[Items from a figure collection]
--
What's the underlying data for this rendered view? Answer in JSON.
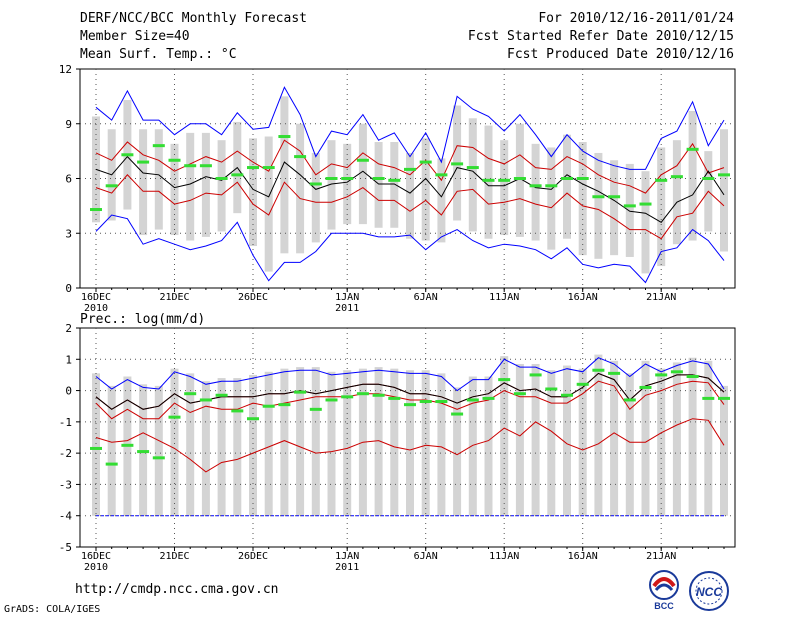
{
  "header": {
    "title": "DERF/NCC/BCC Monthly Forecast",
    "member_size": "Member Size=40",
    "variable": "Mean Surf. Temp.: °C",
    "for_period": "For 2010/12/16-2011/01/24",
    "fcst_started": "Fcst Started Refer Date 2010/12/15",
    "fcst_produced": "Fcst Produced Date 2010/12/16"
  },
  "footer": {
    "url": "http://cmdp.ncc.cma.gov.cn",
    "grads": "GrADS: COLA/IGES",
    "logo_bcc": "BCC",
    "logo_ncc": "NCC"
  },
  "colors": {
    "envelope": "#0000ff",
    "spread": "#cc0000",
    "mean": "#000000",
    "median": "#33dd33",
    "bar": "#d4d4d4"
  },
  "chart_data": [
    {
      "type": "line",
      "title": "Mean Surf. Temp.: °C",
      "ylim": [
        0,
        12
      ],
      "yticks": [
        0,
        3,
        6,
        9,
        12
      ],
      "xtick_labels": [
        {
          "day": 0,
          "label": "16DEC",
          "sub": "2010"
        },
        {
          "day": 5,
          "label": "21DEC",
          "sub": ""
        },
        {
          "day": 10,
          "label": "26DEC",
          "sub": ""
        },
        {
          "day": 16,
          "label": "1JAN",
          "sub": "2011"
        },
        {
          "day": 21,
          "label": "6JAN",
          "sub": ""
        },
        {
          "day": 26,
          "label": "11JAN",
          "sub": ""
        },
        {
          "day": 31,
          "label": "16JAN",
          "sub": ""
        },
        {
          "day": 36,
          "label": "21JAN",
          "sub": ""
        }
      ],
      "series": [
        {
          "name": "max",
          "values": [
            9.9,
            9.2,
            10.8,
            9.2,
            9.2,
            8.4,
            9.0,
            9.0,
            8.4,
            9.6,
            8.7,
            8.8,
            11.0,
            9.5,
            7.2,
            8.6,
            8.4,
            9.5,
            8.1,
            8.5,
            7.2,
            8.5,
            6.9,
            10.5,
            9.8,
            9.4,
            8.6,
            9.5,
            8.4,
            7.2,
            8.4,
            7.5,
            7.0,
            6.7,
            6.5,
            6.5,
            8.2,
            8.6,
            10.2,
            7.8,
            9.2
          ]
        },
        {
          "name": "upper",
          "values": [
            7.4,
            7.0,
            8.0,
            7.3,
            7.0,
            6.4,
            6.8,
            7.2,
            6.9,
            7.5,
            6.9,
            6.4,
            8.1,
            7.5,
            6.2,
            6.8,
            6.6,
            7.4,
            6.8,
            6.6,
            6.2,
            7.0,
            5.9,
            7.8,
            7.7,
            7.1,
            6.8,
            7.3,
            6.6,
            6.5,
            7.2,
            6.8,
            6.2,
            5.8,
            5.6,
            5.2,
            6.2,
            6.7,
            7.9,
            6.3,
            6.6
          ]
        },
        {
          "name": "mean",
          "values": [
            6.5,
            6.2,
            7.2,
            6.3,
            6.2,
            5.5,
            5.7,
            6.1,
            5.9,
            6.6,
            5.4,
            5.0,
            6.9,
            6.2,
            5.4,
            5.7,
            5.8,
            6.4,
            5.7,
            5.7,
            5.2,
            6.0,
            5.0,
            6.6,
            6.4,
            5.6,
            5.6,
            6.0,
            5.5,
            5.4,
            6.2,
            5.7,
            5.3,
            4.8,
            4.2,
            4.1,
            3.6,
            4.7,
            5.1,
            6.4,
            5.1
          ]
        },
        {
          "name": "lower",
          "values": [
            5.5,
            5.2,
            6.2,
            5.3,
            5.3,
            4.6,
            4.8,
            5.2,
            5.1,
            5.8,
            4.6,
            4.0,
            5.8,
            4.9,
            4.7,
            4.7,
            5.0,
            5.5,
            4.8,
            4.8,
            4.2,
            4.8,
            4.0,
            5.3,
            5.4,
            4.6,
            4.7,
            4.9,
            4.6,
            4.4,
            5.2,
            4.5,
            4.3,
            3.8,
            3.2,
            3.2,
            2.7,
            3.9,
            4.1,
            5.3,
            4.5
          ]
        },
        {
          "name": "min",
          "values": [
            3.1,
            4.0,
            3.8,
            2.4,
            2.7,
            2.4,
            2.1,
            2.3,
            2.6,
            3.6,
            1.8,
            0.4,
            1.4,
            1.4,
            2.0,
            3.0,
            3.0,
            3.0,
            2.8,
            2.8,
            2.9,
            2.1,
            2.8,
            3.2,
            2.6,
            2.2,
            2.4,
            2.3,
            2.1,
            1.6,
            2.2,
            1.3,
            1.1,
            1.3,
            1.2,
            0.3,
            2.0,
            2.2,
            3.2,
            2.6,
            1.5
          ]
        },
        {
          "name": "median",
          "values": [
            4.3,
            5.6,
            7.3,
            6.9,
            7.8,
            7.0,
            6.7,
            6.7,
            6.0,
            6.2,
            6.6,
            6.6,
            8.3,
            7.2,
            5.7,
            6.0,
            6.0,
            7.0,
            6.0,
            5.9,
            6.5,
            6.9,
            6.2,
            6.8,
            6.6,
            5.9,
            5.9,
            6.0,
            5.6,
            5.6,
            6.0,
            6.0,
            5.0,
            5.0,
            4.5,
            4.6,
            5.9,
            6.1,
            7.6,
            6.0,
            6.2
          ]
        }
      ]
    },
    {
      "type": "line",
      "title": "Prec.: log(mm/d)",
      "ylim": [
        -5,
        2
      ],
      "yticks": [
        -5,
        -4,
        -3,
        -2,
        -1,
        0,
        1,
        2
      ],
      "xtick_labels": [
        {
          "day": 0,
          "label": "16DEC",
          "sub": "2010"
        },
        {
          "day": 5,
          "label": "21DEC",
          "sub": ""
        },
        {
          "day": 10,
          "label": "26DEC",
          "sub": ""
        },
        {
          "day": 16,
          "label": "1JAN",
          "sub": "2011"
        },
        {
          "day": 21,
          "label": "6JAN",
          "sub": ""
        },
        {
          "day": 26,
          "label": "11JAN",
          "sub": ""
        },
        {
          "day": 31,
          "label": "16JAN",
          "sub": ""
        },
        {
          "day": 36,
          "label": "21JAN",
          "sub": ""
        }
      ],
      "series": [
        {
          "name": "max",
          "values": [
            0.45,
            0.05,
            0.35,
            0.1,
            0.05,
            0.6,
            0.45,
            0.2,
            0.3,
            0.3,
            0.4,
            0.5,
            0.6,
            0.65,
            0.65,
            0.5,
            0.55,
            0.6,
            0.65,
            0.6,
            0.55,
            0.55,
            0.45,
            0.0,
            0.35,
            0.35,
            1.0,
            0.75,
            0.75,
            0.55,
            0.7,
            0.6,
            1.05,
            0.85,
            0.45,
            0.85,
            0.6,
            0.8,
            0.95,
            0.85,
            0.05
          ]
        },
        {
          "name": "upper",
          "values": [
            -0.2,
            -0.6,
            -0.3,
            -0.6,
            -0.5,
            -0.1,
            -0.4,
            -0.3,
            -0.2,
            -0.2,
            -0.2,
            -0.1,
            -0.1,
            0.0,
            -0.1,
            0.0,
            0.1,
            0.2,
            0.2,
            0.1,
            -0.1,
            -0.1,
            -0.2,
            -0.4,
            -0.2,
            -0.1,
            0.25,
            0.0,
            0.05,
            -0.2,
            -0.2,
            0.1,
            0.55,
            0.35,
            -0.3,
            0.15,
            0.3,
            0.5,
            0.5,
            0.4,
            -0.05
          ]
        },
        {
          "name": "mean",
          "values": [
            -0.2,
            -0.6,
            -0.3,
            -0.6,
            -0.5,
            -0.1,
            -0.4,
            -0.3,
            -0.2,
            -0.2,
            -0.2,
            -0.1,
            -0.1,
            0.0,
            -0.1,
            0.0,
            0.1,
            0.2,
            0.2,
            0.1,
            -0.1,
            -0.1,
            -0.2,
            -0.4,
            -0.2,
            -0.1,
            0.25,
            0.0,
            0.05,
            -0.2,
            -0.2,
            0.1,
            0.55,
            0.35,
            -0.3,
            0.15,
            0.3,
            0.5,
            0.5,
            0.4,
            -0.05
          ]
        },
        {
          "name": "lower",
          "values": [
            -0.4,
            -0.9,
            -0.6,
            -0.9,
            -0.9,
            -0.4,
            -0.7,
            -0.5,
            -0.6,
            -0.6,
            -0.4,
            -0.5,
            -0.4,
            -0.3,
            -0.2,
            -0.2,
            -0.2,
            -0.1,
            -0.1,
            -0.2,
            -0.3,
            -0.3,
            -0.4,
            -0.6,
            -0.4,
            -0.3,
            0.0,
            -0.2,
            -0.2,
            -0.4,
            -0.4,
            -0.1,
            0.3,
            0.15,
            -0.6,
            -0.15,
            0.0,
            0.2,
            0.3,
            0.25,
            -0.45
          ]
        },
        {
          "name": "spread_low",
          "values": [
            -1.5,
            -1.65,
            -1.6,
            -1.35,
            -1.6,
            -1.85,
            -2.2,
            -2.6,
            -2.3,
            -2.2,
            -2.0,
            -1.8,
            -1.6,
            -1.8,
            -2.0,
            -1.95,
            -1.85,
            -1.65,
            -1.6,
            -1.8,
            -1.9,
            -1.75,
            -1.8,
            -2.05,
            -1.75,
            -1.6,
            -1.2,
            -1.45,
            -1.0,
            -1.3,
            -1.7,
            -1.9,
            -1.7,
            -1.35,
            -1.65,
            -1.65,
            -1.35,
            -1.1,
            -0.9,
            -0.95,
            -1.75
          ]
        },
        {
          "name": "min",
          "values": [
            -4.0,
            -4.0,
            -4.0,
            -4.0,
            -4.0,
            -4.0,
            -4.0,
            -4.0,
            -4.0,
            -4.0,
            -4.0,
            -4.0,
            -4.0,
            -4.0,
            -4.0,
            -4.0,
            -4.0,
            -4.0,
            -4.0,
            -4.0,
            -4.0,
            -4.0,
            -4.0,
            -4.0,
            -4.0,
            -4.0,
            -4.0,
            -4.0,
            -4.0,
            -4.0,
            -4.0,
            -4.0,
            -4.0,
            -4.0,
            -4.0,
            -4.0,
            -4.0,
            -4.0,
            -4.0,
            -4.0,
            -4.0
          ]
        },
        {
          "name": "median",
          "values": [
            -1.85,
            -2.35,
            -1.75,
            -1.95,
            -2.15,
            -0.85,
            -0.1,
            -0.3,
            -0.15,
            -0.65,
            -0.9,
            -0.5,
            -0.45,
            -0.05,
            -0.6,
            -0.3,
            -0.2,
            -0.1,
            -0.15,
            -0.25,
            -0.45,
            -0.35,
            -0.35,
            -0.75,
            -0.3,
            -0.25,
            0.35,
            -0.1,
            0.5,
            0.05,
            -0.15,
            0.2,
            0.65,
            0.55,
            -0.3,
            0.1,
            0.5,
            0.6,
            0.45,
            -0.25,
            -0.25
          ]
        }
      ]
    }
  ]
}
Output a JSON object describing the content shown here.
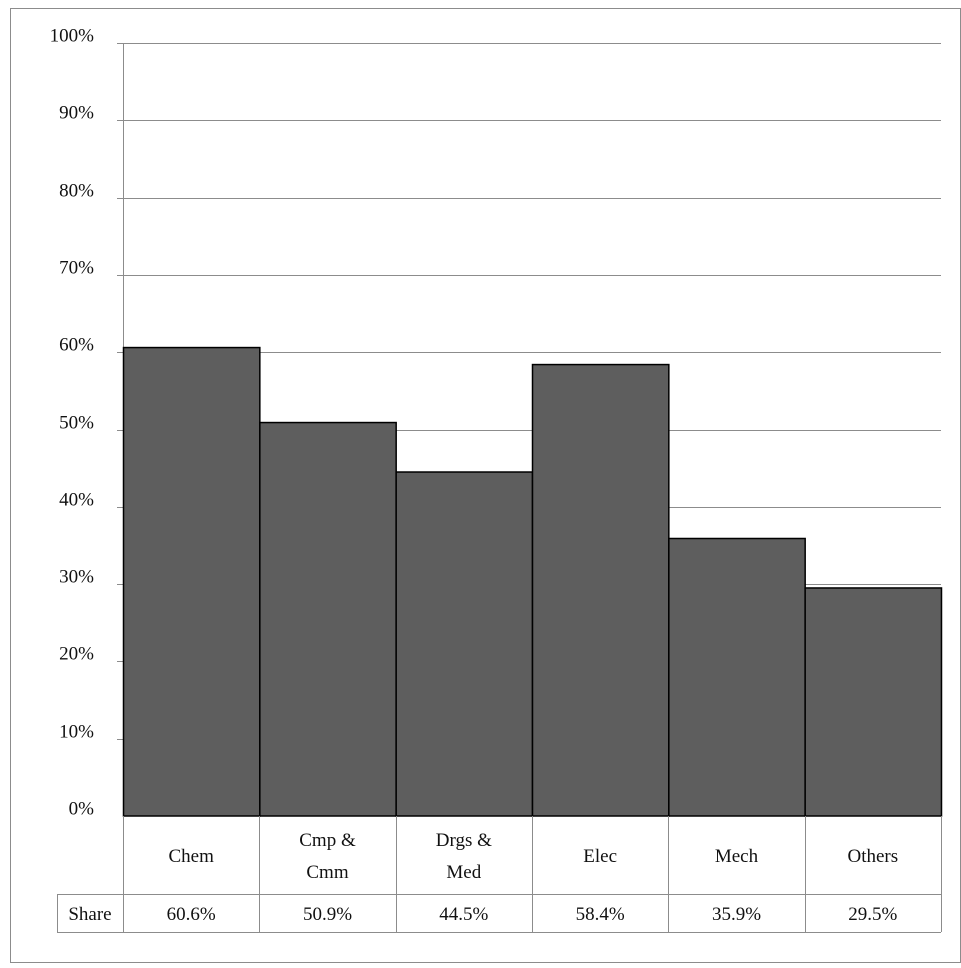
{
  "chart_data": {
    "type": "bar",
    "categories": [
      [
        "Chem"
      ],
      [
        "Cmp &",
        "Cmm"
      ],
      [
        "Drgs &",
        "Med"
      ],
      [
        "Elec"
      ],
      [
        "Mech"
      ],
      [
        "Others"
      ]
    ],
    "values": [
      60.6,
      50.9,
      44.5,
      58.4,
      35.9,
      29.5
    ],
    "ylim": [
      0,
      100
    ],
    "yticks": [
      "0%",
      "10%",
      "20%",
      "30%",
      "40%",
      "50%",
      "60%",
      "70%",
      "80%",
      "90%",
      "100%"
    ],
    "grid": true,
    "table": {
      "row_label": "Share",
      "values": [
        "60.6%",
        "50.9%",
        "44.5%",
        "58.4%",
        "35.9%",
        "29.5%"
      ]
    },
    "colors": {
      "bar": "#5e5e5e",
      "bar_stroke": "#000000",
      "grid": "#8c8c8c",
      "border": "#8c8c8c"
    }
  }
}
--
**Task directions:**
Quote only the lines that start at the line holding "Output a JSON" and end at the last line of the entries, including both of those lines, and omit every picture.

**Final result:**
Output a JSON object describing the content shown here.
{
  "chart_data": {
    "type": "bar",
    "categories": [
      [
        "Chem"
      ],
      [
        "Cmp &",
        "Cmm"
      ],
      [
        "Drgs &",
        "Med"
      ],
      [
        "Elec"
      ],
      [
        "Mech"
      ],
      [
        "Others"
      ]
    ],
    "values": [
      60.6,
      50.9,
      44.5,
      58.4,
      35.9,
      29.5
    ],
    "ylim": [
      0,
      100
    ],
    "yticks": [
      "0%",
      "10%",
      "20%",
      "30%",
      "40%",
      "50%",
      "60%",
      "70%",
      "80%",
      "90%",
      "100%"
    ],
    "grid": true,
    "table": {
      "row_label": "Share",
      "values": [
        "60.6%",
        "50.9%",
        "44.5%",
        "58.4%",
        "35.9%",
        "29.5%"
      ]
    },
    "colors": {
      "bar": "#5e5e5e",
      "bar_stroke": "#000000",
      "grid": "#8c8c8c",
      "border": "#8c8c8c"
    }
  }
}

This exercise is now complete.